● **Input material**
START

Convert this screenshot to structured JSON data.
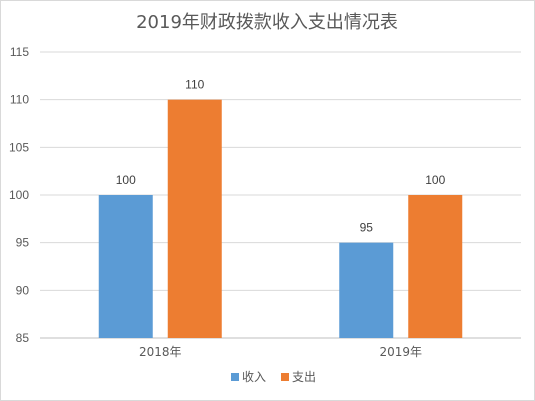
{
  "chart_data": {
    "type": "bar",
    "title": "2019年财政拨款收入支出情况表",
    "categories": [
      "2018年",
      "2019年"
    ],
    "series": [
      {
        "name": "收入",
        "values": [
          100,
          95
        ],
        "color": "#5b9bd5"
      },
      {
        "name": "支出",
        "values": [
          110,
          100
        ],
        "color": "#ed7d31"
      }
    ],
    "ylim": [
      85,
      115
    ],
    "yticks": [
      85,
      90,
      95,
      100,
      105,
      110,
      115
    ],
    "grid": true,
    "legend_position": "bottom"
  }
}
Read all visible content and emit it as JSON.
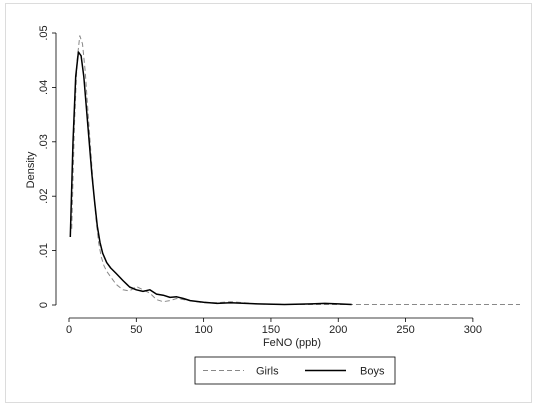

END
START

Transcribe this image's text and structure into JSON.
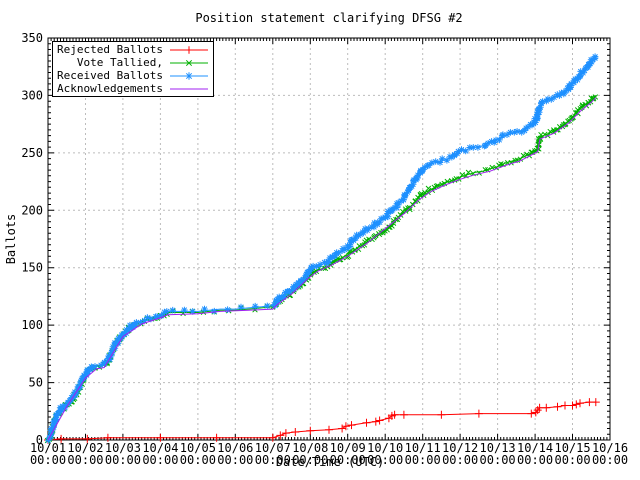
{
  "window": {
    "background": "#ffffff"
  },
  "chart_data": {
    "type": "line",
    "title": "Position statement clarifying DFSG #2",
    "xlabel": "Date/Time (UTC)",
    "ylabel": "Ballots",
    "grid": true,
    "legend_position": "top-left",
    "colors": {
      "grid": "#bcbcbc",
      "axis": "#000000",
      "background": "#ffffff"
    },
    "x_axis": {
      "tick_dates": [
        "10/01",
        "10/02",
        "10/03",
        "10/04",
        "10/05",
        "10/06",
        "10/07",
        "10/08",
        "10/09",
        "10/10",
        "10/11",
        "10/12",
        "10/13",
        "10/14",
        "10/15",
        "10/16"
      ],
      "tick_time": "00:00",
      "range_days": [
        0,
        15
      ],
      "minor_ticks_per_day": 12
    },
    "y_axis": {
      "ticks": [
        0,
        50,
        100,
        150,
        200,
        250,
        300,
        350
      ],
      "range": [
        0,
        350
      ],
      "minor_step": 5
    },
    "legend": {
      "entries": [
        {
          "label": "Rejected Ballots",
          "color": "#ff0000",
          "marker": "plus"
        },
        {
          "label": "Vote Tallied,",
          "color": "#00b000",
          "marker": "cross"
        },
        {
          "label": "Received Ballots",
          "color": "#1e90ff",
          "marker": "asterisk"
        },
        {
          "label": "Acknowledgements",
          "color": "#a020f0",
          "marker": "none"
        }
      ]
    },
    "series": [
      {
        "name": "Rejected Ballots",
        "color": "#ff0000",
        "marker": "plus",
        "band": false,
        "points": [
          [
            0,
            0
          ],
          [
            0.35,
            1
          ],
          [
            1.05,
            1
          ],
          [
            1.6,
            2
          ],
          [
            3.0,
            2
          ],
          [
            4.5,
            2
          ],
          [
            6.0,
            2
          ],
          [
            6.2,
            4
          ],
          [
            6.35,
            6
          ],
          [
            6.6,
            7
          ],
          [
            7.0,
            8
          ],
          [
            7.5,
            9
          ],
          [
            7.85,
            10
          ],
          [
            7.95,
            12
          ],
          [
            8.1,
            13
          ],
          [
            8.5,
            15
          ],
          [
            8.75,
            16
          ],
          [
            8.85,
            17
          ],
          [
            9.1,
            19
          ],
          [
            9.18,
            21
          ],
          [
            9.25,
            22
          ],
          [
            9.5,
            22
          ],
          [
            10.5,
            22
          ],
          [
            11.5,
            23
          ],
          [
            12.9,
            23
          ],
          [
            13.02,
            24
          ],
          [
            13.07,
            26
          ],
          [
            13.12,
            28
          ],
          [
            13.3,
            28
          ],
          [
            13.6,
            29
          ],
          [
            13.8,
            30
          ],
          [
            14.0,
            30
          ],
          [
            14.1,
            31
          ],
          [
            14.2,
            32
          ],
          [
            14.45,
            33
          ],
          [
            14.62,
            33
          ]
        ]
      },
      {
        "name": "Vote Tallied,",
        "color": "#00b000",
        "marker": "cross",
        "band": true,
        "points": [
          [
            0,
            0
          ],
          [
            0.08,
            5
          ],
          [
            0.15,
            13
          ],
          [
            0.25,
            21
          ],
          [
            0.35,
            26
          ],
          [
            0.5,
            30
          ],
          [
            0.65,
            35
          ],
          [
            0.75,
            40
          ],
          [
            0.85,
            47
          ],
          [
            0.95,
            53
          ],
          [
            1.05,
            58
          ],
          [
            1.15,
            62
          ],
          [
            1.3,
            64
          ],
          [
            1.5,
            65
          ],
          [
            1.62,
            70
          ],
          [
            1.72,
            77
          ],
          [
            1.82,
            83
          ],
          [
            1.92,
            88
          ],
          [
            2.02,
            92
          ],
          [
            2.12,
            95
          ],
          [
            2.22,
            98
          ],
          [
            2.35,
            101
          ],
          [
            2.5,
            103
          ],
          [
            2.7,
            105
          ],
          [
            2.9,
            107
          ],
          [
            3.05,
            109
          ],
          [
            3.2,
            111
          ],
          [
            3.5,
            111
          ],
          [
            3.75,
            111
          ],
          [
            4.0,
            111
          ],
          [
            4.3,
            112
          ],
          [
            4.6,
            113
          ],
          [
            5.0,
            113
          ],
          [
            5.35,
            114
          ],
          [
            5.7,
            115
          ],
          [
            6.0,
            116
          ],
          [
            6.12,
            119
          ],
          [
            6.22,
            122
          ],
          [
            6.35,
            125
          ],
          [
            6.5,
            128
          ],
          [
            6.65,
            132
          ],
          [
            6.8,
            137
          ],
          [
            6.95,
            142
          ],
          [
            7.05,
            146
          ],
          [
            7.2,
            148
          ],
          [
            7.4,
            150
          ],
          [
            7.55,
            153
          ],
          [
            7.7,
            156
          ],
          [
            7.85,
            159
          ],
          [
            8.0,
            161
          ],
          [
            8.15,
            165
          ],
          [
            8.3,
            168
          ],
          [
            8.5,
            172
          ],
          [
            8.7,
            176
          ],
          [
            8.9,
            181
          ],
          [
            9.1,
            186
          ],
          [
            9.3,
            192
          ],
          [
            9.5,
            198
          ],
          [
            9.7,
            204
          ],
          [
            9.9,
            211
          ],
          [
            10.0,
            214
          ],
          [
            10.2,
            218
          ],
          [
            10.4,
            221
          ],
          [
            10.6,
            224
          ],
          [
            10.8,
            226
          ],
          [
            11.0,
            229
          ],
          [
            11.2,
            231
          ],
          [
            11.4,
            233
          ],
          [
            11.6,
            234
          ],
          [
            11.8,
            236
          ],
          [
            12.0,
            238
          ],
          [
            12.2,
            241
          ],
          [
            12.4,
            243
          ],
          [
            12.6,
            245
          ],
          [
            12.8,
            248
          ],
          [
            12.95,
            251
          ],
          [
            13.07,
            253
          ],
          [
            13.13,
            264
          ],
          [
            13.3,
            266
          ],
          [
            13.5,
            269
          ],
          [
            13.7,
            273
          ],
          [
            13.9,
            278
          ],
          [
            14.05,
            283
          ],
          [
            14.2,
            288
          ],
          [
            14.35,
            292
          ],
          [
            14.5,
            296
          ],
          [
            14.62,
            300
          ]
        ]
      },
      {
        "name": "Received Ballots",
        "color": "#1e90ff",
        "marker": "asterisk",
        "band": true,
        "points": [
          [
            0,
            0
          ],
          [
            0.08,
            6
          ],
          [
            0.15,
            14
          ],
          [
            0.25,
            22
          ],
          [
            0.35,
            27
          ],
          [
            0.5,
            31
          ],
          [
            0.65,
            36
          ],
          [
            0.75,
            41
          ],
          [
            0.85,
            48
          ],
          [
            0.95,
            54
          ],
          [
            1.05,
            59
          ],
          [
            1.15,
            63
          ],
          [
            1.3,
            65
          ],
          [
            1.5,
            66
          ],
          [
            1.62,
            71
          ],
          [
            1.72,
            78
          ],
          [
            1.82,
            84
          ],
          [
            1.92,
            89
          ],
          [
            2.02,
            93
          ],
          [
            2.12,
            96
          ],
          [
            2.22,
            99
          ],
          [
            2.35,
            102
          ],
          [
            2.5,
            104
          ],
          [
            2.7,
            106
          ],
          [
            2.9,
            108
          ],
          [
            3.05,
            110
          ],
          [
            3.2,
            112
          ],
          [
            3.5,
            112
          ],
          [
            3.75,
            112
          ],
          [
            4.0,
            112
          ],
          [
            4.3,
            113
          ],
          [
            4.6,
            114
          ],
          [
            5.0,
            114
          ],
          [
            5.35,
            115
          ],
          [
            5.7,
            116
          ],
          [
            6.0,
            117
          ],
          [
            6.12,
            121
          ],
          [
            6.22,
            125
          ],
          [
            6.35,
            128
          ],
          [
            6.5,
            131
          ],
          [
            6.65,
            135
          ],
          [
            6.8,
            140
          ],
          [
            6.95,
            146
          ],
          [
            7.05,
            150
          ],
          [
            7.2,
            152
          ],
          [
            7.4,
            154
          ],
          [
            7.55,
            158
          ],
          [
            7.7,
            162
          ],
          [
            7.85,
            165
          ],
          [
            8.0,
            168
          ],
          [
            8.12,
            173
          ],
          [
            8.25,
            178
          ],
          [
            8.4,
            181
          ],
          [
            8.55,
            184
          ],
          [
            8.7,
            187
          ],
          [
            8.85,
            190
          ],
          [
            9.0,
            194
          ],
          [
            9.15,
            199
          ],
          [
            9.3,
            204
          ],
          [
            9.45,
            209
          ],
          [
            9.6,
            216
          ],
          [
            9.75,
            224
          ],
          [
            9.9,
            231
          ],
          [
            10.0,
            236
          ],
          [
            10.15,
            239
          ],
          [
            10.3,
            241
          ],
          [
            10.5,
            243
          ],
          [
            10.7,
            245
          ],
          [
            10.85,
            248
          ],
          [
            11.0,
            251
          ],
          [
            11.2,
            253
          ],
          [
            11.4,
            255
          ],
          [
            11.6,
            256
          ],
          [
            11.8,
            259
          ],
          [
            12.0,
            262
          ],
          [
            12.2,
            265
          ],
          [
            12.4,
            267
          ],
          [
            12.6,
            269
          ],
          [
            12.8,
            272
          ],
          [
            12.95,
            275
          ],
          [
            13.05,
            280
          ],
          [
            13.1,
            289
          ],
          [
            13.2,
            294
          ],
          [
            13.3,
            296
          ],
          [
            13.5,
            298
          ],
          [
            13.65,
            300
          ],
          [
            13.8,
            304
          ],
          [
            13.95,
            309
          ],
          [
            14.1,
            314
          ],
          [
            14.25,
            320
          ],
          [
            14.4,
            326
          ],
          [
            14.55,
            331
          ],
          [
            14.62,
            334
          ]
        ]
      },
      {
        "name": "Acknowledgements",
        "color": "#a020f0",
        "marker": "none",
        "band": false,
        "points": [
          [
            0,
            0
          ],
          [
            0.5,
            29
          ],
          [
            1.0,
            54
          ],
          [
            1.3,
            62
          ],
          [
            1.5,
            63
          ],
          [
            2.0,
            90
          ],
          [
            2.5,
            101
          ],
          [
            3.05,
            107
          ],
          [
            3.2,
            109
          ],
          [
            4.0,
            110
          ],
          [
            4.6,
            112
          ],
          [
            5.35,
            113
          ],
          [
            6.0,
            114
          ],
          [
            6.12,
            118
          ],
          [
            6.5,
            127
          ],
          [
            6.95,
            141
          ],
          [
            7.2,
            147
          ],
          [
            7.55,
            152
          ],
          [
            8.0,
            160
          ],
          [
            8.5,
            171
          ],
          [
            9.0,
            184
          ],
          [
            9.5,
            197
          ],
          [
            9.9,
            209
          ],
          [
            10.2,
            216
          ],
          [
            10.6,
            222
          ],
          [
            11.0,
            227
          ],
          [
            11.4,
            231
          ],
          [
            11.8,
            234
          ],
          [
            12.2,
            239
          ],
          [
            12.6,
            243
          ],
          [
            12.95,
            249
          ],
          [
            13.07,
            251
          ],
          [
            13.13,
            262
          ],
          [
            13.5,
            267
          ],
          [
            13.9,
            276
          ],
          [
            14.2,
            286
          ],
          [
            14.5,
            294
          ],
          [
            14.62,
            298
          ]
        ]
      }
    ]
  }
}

END

● **Task goal**
Only the lines from the one bearing "Convert this screenshot" to the one bearing "Read all visible content and emit it as JSON.", both included, should be restated word for word, with pictures left out.

● **Output for this exercise**
Convert this screenshot to structured JSON data.
{
  "chart_data": {
    "type": "bar",
    "title": "2019年财政拨款收入支出情况表",
    "categories": [
      "2018年",
      "2019年"
    ],
    "series": [
      {
        "name": "收入",
        "values": [
          100,
          95
        ],
        "color": "#5b9bd5"
      },
      {
        "name": "支出",
        "values": [
          110,
          100
        ],
        "color": "#ed7d31"
      }
    ],
    "ylim": [
      85,
      115
    ],
    "yticks": [
      85,
      90,
      95,
      100,
      105,
      110,
      115
    ],
    "grid": true,
    "legend_position": "bottom"
  }
}
Read all visible content and emit it as JSON.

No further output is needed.